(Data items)
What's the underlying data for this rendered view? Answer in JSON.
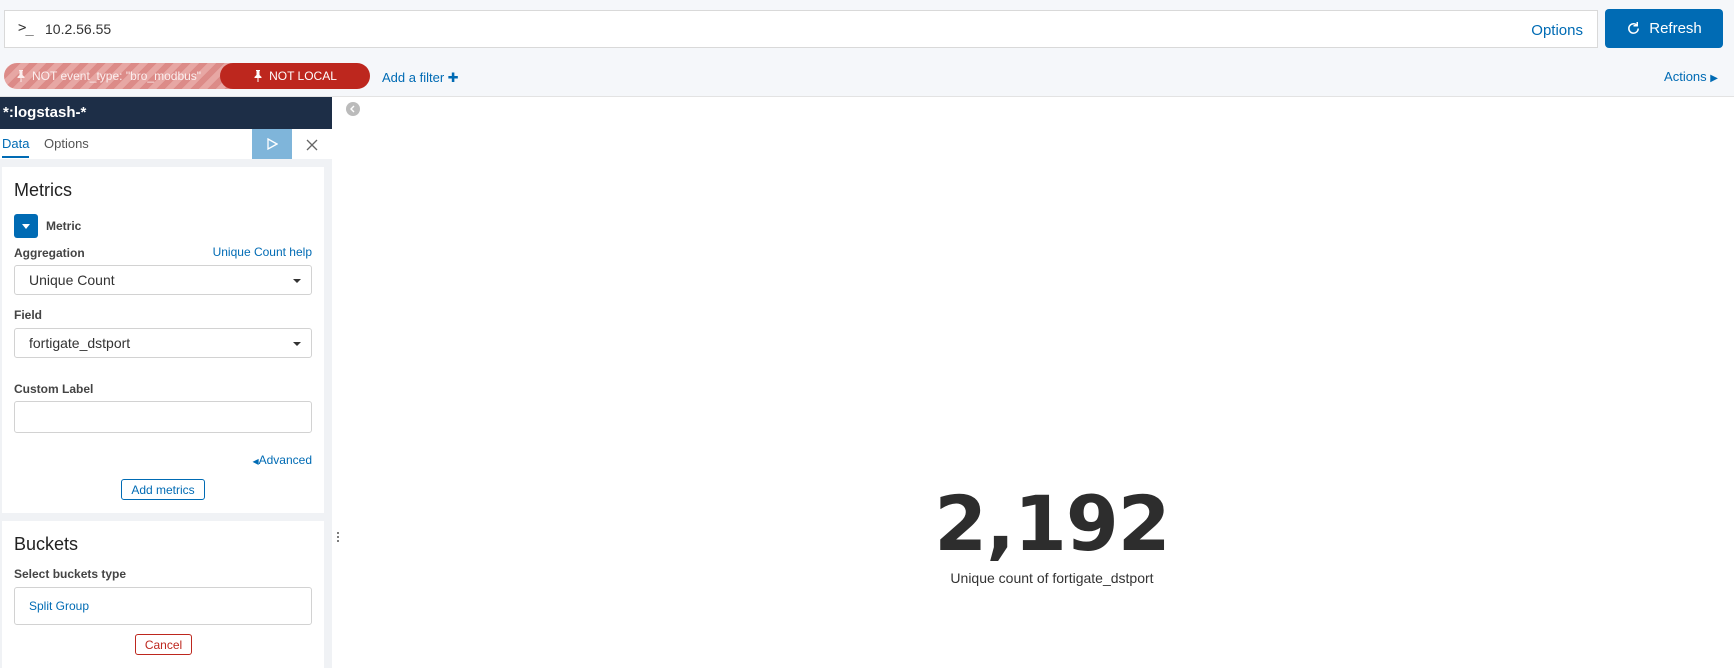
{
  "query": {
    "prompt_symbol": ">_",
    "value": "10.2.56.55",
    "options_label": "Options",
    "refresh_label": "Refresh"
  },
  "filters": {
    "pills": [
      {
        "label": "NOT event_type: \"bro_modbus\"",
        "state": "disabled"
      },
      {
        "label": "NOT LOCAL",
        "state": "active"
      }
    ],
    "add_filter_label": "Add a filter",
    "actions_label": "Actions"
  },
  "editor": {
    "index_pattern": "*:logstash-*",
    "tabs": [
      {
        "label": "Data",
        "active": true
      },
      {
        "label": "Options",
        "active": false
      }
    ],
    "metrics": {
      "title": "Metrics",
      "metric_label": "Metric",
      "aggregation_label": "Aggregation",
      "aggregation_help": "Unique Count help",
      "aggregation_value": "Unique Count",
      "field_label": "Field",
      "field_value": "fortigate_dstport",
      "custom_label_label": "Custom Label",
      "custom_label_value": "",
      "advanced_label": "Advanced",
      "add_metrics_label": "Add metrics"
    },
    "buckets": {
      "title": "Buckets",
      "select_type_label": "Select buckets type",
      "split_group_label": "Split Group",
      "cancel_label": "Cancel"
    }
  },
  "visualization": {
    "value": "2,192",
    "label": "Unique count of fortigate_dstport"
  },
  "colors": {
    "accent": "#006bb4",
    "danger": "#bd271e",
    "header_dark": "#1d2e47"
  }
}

● WHAT THIS TASK INVOLVES
Repeat the records in full, exactly as they appear, without the pictures.

● RESULT BELOW
What's the underlying data for this rendered view? Answer in JSON.
{
  "query": {
    "prompt_symbol": ">_",
    "value": "10.2.56.55",
    "options_label": "Options",
    "refresh_label": "Refresh"
  },
  "filters": {
    "pills": [
      {
        "label": "NOT event_type: \"bro_modbus\"",
        "state": "disabled"
      },
      {
        "label": "NOT LOCAL",
        "state": "active"
      }
    ],
    "add_filter_label": "Add a filter",
    "actions_label": "Actions"
  },
  "editor": {
    "index_pattern": "*:logstash-*",
    "tabs": [
      {
        "label": "Data",
        "active": true
      },
      {
        "label": "Options",
        "active": false
      }
    ],
    "metrics": {
      "title": "Metrics",
      "metric_label": "Metric",
      "aggregation_label": "Aggregation",
      "aggregation_help": "Unique Count help",
      "aggregation_value": "Unique Count",
      "field_label": "Field",
      "field_value": "fortigate_dstport",
      "custom_label_label": "Custom Label",
      "custom_label_value": "",
      "advanced_label": "Advanced",
      "add_metrics_label": "Add metrics"
    },
    "buckets": {
      "title": "Buckets",
      "select_type_label": "Select buckets type",
      "split_group_label": "Split Group",
      "cancel_label": "Cancel"
    }
  },
  "visualization": {
    "value": "2,192",
    "label": "Unique count of fortigate_dstport"
  },
  "colors": {
    "accent": "#006bb4",
    "danger": "#bd271e",
    "header_dark": "#1d2e47"
  }
}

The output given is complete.